*** Page text Section Begins ***

Thus again did Bradlaugh prove that his Neo-Malthusianism was anything but an argument against the political improvement of the lot of the people. The emphatic declaration of Mr Balfour may be held to class him with Mr John Morley, Mr Leonard Courtney, and the late Lord Derby, as a believer in the importance of restriction of population; but it is not on record that he, any more than they, has sought to communicate his belief to the public or his party; and it is certain that, as Bradlaugh remarked, he never said a word in deprecation of the attacks of his fellow-Tories on Bradlaugh as a Neo-Malthusian at a time when such attacks were a main means of keeping him out of his seat.
When at length the Trafalgar Square question was reached (1st March), being raised in a masterly speech by Sir Charles Russell, Bradlaugh followed with one perhaps not less effective, which, lasting till midnight, had to be continued on the following evening. It included a sharp indictment of the conduct of the police, and a broad suggestion that the authorities seemed to have made use of agents provocateurs; and it made short work of the official pretence that the Square was Crown property, as having been constituted out of the King's Mews—a statement on a par with Mr Burdett Coutts' citation of the old Act against certain meetings near Parliament without the all-essential clause specifying the kind of meetings forbidden. The King's Mews, Bradlaugh pointed out, had formed only a very small part of the ground, while the rest had been bought and paid for with public money. He challenged an investigation of the conduct of the police, and wound up with an earnest appeal to "those who were elected as Liberals" to resist the tyrannous policy of the Government. The Home Secretary was stung into promising an investigation of the charges against the police; but it is matter of history that the Liberal leaders homologated the action of the Tory Ministry.

*** Page text Section Ends ***
*** Dataset extract Section Begins ***

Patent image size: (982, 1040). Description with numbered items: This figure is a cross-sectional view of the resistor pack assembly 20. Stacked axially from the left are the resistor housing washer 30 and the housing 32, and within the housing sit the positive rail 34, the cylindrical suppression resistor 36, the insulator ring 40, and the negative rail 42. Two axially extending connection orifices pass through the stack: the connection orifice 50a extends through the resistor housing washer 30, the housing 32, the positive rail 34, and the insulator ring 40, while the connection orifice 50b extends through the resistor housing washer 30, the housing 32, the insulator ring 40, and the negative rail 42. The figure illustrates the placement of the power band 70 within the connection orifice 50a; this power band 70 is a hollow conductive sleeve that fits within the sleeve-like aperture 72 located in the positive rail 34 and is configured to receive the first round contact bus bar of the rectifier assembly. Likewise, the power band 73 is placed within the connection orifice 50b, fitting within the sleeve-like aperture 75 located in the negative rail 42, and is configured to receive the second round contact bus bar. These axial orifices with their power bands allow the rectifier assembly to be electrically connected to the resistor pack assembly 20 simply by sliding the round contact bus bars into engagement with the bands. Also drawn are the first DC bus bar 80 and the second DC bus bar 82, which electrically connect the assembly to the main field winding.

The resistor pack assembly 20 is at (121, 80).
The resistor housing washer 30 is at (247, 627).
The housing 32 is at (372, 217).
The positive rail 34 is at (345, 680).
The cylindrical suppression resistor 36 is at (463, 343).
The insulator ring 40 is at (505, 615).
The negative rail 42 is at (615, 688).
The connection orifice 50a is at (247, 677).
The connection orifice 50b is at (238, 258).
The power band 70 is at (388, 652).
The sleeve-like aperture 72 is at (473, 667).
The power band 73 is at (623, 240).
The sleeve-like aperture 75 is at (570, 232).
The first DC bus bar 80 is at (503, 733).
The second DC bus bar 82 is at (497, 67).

*** Dataset extract Section Ends ***

Task statement -
In the passage about Bradlaugh, rewrite the paragraph that begins "When at length the Trafalgar Square question was reached" as a short list that keeps its main facts.

Solution -
- On 1st March, Sir Charles Russell raised the Trafalgar Square question in a masterly speech. Bradlaugh followed with a speech that ran until midnight and was finished the next evening.
- Bradlaugh sharply indicted the conduct of the police. He suggested that the authorities seemed to have used agents provocateurs.
- He rejected the official claim that the Square was Crown property because it had been made out of the King's Mews. He showed that the Mews was only a very small part of the ground and that the rest had been bought with public money.
- He called for an investigation of the police and appealed to "those who were elected as Liberals" to resist the Government's tyrannous policy.
- The Home Secretary promised to investigate the charges against the police, but the Liberal leaders homologated the Tory Ministry's action.